▶ **Exercise objective**: Rewrite the entries below with "Pop. size 100" changed to "Population size 100" wherever it appears, leaving everything else unchanged. Leave out the picture lines.
— begin Provided records —
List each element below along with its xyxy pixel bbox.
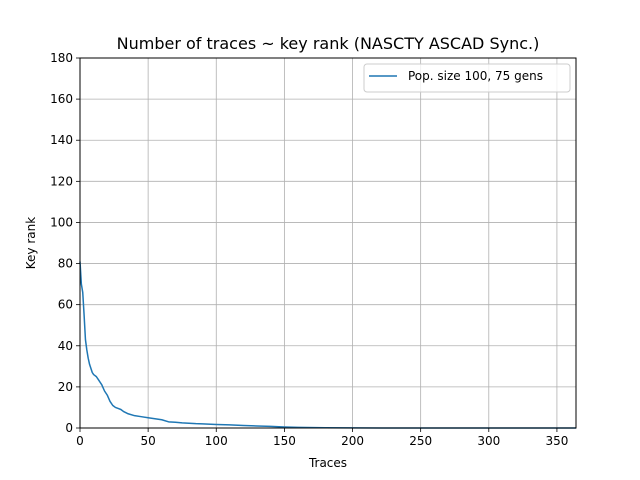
x-axis-ticks: 0 50 100 150 200 250 300 350	[76, 428, 568, 448]
x-tick-label: 0	[76, 434, 84, 448]
chart-title: Number of traces ~ key rank (NASCTY ASCA…	[117, 34, 540, 53]
series-layer	[79, 261, 576, 429]
y-axis-ticks: 0 20 40 60 80 100 120 140 160 180	[50, 51, 80, 435]
legend-label: Pop. size 100, 75 gens	[408, 69, 543, 83]
x-tick-label: 250	[409, 434, 432, 448]
x-tick-label: 100	[205, 434, 228, 448]
y-tick-label: 100	[50, 215, 73, 229]
x-tick-label: 200	[341, 434, 364, 448]
y-axis-label: Key rank	[24, 217, 38, 269]
y-tick-label: 60	[58, 298, 73, 312]
y-tick-label: 80	[58, 257, 73, 271]
x-tick-label: 150	[273, 434, 296, 448]
legend-box	[363, 63, 571, 93]
y-tick-label: 120	[50, 174, 73, 188]
y-tick-label: 40	[58, 339, 73, 353]
x-tick-label: 350	[545, 434, 568, 448]
plot-frame	[79, 57, 577, 429]
y-tick-label: 0	[65, 421, 73, 435]
x-axis-label: Traces	[308, 456, 347, 470]
y-tick-label: 180	[50, 51, 73, 65]
legend: Pop. size 100, 75 gens	[363, 63, 571, 93]
series-line-0	[79, 261, 576, 429]
y-tick-label: 140	[50, 133, 73, 147]
y-tick-label: 20	[58, 380, 73, 394]
y-tick-label: 160	[50, 92, 73, 106]
x-tick-label: 50	[140, 434, 155, 448]
x-tick-label: 300	[477, 434, 500, 448]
— end Provided records —
▶ **Complete output**:
List each element below along with its xyxy pixel bbox.
x-axis-ticks: 0 50 100 150 200 250 300 350	[76, 428, 568, 448]
x-tick-label: 0	[76, 434, 84, 448]
chart-title: Number of traces ~ key rank (NASCTY ASCA…	[117, 34, 540, 53]
series-layer	[79, 261, 576, 429]
y-axis-ticks: 0 20 40 60 80 100 120 140 160 180	[50, 51, 80, 435]
legend-label: Population size 100, 75 gens	[408, 69, 543, 83]
x-tick-label: 250	[409, 434, 432, 448]
x-tick-label: 100	[205, 434, 228, 448]
y-tick-label: 100	[50, 215, 73, 229]
x-tick-label: 200	[341, 434, 364, 448]
y-axis-label: Key rank	[24, 217, 38, 269]
y-tick-label: 60	[58, 298, 73, 312]
y-tick-label: 80	[58, 257, 73, 271]
x-tick-label: 150	[273, 434, 296, 448]
legend-box	[363, 63, 571, 93]
y-tick-label: 120	[50, 174, 73, 188]
y-tick-label: 40	[58, 339, 73, 353]
x-tick-label: 350	[545, 434, 568, 448]
plot-frame	[79, 57, 577, 429]
y-tick-label: 0	[65, 421, 73, 435]
x-axis-label: Traces	[308, 456, 347, 470]
y-tick-label: 180	[50, 51, 73, 65]
legend: Population size 100, 75 gens	[363, 63, 571, 93]
series-line-0	[79, 261, 576, 429]
y-tick-label: 140	[50, 133, 73, 147]
y-tick-label: 20	[58, 380, 73, 394]
y-tick-label: 160	[50, 92, 73, 106]
x-tick-label: 50	[140, 434, 155, 448]
x-tick-label: 300	[477, 434, 500, 448]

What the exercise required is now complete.